Records from a collection:
+ + + + + + +

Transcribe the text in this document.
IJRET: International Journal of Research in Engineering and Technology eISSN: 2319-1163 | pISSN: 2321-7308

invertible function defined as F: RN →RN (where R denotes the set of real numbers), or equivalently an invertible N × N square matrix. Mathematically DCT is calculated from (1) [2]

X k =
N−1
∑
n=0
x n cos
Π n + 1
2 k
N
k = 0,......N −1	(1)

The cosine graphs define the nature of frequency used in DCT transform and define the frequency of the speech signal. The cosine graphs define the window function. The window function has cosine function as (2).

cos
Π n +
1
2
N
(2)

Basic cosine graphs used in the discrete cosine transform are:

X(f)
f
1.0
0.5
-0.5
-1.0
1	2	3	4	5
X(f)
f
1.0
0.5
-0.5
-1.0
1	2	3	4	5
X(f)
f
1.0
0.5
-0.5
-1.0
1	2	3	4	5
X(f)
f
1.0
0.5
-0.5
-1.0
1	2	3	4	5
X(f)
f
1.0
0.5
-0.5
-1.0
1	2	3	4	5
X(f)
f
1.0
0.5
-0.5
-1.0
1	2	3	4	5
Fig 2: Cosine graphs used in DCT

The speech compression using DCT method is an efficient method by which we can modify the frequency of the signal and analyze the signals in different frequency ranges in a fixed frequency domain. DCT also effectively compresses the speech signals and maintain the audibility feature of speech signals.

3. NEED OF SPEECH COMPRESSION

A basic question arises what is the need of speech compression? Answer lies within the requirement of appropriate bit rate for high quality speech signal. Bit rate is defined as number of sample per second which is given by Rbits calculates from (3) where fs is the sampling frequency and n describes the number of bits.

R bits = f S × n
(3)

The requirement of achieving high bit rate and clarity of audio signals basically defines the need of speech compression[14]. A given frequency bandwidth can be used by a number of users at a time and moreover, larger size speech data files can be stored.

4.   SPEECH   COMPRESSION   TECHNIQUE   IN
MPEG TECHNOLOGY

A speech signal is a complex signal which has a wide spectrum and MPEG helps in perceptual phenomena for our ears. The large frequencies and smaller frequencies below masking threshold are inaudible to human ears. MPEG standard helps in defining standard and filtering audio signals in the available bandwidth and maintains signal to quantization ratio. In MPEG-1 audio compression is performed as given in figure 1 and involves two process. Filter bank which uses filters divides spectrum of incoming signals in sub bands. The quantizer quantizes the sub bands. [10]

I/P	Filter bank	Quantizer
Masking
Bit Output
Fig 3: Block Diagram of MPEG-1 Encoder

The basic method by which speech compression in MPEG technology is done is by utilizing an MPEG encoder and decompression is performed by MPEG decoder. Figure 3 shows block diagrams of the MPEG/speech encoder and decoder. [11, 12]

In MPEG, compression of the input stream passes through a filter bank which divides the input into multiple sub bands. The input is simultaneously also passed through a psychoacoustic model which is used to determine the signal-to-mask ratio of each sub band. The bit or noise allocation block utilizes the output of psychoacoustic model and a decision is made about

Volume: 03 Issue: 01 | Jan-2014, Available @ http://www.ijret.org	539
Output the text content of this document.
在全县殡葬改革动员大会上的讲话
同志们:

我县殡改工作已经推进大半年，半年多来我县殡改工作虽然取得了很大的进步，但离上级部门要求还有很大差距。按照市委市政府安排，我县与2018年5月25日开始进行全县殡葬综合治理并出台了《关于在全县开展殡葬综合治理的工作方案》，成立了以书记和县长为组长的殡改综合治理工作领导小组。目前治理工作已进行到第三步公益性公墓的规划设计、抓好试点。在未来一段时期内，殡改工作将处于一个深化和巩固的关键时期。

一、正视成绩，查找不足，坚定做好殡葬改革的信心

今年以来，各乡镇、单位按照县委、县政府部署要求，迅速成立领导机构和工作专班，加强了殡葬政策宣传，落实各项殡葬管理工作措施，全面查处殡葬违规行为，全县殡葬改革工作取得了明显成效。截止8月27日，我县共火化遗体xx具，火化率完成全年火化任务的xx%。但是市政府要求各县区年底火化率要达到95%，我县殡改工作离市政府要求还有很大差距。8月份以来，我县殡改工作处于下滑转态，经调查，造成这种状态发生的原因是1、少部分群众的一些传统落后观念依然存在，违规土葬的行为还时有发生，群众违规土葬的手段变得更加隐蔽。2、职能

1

+ + + + + + +

Written problem:
Exactly reproduce the material above.

Complete response:
Transcribe the text in this document.
IJRET: International Journal of Research in Engineering and Technology eISSN: 2319-1163 | pISSN: 2321-7308

invertible function defined as F: RN →RN (where R denotes the set of real numbers), or equivalently an invertible N × N square matrix. Mathematically DCT is calculated from (1) [2]

X k =
N−1
∑
n=0
x n cos
Π n + 1
2 k
N
k = 0,......N −1	(1)

The cosine graphs define the nature of frequency used in DCT transform and define the frequency of the speech signal. The cosine graphs define the window function. The window function has cosine function as (2).

cos
Π n +
1
2
N
(2)

Basic cosine graphs used in the discrete cosine transform are:

X(f)
f
1.0
0.5
-0.5
-1.0
1	2	3	4	5
X(f)
f
1.0
0.5
-0.5
-1.0
1	2	3	4	5
X(f)
f
1.0
0.5
-0.5
-1.0
1	2	3	4	5
X(f)
f
1.0
0.5
-0.5
-1.0
1	2	3	4	5
X(f)
f
1.0
0.5
-0.5
-1.0
1	2	3	4	5
X(f)
f
1.0
0.5
-0.5
-1.0
1	2	3	4	5
Fig 2: Cosine graphs used in DCT

The speech compression using DCT method is an efficient method by which we can modify the frequency of the signal and analyze the signals in different frequency ranges in a fixed frequency domain. DCT also effectively compresses the speech signals and maintain the audibility feature of speech signals.

3. NEED OF SPEECH COMPRESSION

A basic question arises what is the need of speech compression? Answer lies within the requirement of appropriate bit rate for high quality speech signal. Bit rate is defined as number of sample per second which is given by Rbits calculates from (3) where fs is the sampling frequency and n describes the number of bits.

R bits = f S × n
(3)

The requirement of achieving high bit rate and clarity of audio signals basically defines the need of speech compression[14]. A given frequency bandwidth can be used by a number of users at a time and moreover, larger size speech data files can be stored.

4.   SPEECH   COMPRESSION   TECHNIQUE   IN
MPEG TECHNOLOGY

A speech signal is a complex signal which has a wide spectrum and MPEG helps in perceptual phenomena for our ears. The large frequencies and smaller frequencies below masking threshold are inaudible to human ears. MPEG standard helps in defining standard and filtering audio signals in the available bandwidth and maintains signal to quantization ratio. In MPEG-1 audio compression is performed as given in figure 1 and involves two process. Filter bank which uses filters divides spectrum of incoming signals in sub bands. The quantizer quantizes the sub bands. [10]

I/P	Filter bank	Quantizer
Masking
Bit Output
Fig 3: Block Diagram of MPEG-1 Encoder

The basic method by which speech compression in MPEG technology is done is by utilizing an MPEG encoder and decompression is performed by MPEG decoder. Figure 3 shows block diagrams of the MPEG/speech encoder and decoder. [11, 12]

In MPEG, compression of the input stream passes through a filter bank which divides the input into multiple sub bands. The input is simultaneously also passed through a psychoacoustic model which is used to determine the signal-to-mask ratio of each sub band. The bit or noise allocation block utilizes the output of psychoacoustic model and a decision is made about

Volume: 03 Issue: 01 | Jan-2014, Available @ http://www.ijret.org	539
Output the text content of this document.
在全县殡葬改革动员大会上的讲话
同志们:

我县殡改工作已经推进大半年，半年多来我县殡改工作虽然取得了很大的进步，但离上级部门要求还有很大差距。按照市委市政府安排，我县与2018年5月25日开始进行全县殡葬综合治理并出台了《关于在全县开展殡葬综合治理的工作方案》，成立了以书记和县长为组长的殡改综合治理工作领导小组。目前治理工作已进行到第三步公益性公墓的规划设计、抓好试点。在未来一段时期内，殡改工作将处于一个深化和巩固的关键时期。

一、正视成绩，查找不足，坚定做好殡葬改革的信心

今年以来，各乡镇、单位按照县委、县政府部署要求，迅速成立领导机构和工作专班，加强了殡葬政策宣传，落实各项殡葬管理工作措施，全面查处殡葬违规行为，全县殡葬改革工作取得了明显成效。截止8月27日，我县共火化遗体xx具，火化率完成全年火化任务的xx%。但是市政府要求各县区年底火化率要达到95%，我县殡改工作离市政府要求还有很大差距。8月份以来，我县殡改工作处于下滑转态，经调查，造成这种状态发生的原因是1、少部分群众的一些传统落后观念依然存在，违规土葬的行为还时有发生，群众违规土葬的手段变得更加隐蔽。2、职能

1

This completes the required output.